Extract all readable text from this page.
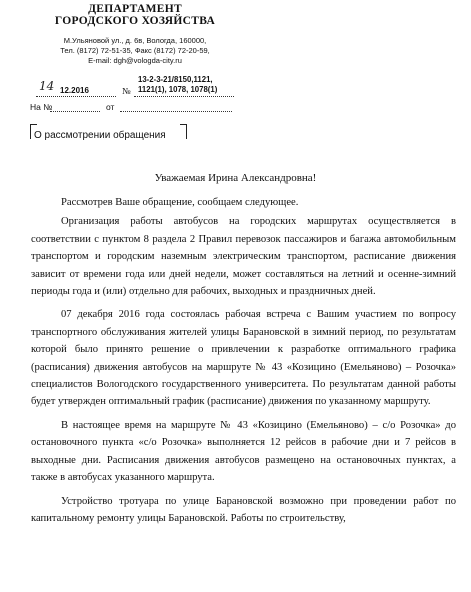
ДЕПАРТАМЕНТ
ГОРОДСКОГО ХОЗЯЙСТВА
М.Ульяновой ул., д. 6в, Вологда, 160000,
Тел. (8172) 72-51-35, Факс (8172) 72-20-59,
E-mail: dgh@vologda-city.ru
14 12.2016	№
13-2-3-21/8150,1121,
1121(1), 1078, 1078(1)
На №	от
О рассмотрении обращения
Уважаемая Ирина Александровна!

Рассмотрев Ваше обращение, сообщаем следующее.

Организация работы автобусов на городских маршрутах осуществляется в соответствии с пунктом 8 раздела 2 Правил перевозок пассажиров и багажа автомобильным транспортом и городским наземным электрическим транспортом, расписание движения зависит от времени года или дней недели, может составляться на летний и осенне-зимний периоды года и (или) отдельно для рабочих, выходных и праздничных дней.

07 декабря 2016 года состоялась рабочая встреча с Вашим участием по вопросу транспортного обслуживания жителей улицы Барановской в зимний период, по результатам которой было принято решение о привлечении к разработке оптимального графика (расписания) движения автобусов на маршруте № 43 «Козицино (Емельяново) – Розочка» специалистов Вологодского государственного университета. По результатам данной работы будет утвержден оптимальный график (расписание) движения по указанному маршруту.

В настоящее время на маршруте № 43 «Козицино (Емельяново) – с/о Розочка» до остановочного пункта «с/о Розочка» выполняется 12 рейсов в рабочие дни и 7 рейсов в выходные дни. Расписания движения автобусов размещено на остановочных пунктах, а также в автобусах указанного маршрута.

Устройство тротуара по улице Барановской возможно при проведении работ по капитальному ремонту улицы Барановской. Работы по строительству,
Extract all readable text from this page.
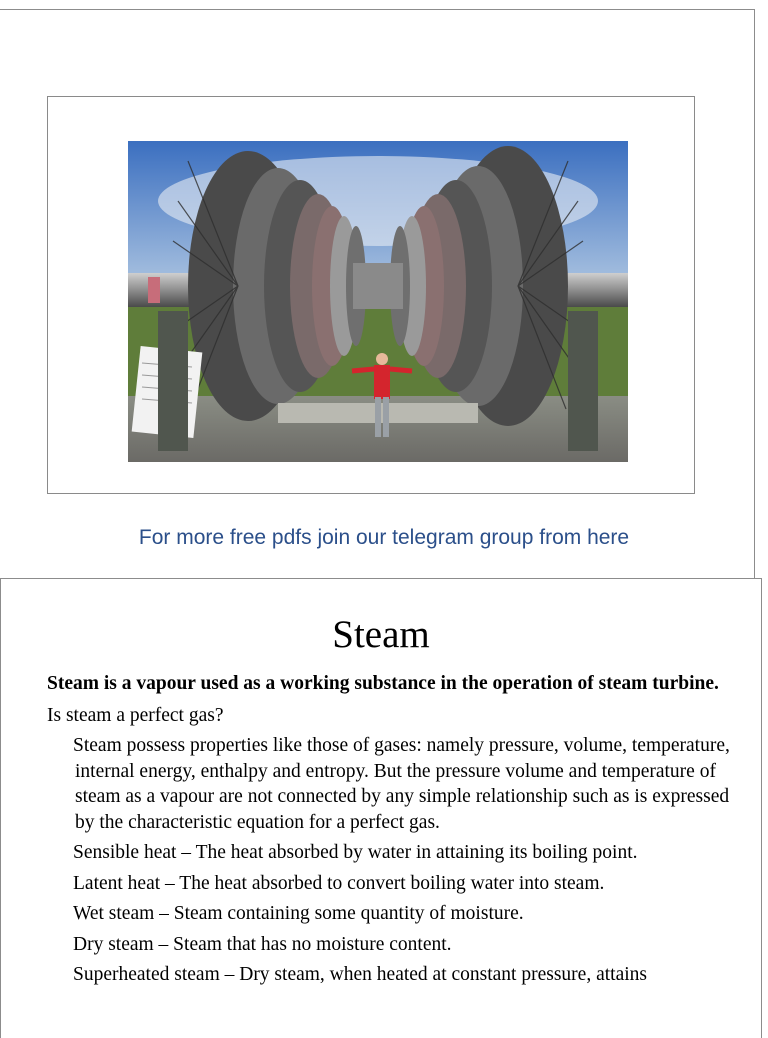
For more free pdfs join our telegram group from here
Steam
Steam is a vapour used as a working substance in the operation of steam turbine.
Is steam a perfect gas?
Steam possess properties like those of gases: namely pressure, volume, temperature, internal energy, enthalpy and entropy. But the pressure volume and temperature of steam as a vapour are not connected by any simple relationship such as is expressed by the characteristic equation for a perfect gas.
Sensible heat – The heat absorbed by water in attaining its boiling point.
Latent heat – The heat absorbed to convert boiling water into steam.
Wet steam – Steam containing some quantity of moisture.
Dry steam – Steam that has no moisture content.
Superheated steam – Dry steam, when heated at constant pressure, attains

**Stated exercise:**
Make an exact copy of the records shown above, without the pictures.

**The completed task:**
Extract all readable text from this page.
ДЕПАРТАМЕНТ
ГОРОДСКОГО ХОЗЯЙСТВА
М.Ульяновой ул., д. 6в, Вологда, 160000,
Тел. (8172) 72-51-35, Факс (8172) 72-20-59,
E-mail: dgh@vologda-city.ru
14 12.2016	№
13-2-3-21/8150,1121,
1121(1), 1078, 1078(1)
На №	от
О рассмотрении обращения
Уважаемая Ирина Александровна!

Рассмотрев Ваше обращение, сообщаем следующее.

Организация работы автобусов на городских маршрутах осуществляется в соответствии с пунктом 8 раздела 2 Правил перевозок пассажиров и багажа автомобильным транспортом и городским наземным электрическим транспортом, расписание движения зависит от времени года или дней недели, может составляться на летний и осенне-зимний периоды года и (или) отдельно для рабочих, выходных и праздничных дней.

07 декабря 2016 года состоялась рабочая встреча с Вашим участием по вопросу транспортного обслуживания жителей улицы Барановской в зимний период, по результатам которой было принято решение о привлечении к разработке оптимального графика (расписания) движения автобусов на маршруте № 43 «Козицино (Емельяново) – Розочка» специалистов Вологодского государственного университета. По результатам данной работы будет утвержден оптимальный график (расписание) движения по указанному маршруту.

В настоящее время на маршруте № 43 «Козицино (Емельяново) – с/о Розочка» до остановочного пункта «с/о Розочка» выполняется 12 рейсов в рабочие дни и 7 рейсов в выходные дни. Расписания движения автобусов размещено на остановочных пунктах, а также в автобусах указанного маршрута.

Устройство тротуара по улице Барановской возможно при проведении работ по капитальному ремонту улицы Барановской. Работы по строительству,
Extract all readable text from this page.
For more free pdfs join our telegram group from here
Steam
Steam is a vapour used as a working substance in the operation of steam turbine.
Is steam a perfect gas?
Steam possess properties like those of gases: namely pressure, volume, temperature, internal energy, enthalpy and entropy. But the pressure volume and temperature of steam as a vapour are not connected by any simple relationship such as is expressed by the characteristic equation for a perfect gas.
Sensible heat – The heat absorbed by water in attaining its boiling point.
Latent heat – The heat absorbed to convert boiling water into steam.
Wet steam – Steam containing some quantity of moisture.
Dry steam – Steam that has no moisture content.
Superheated steam – Dry steam, when heated at constant pressure, attains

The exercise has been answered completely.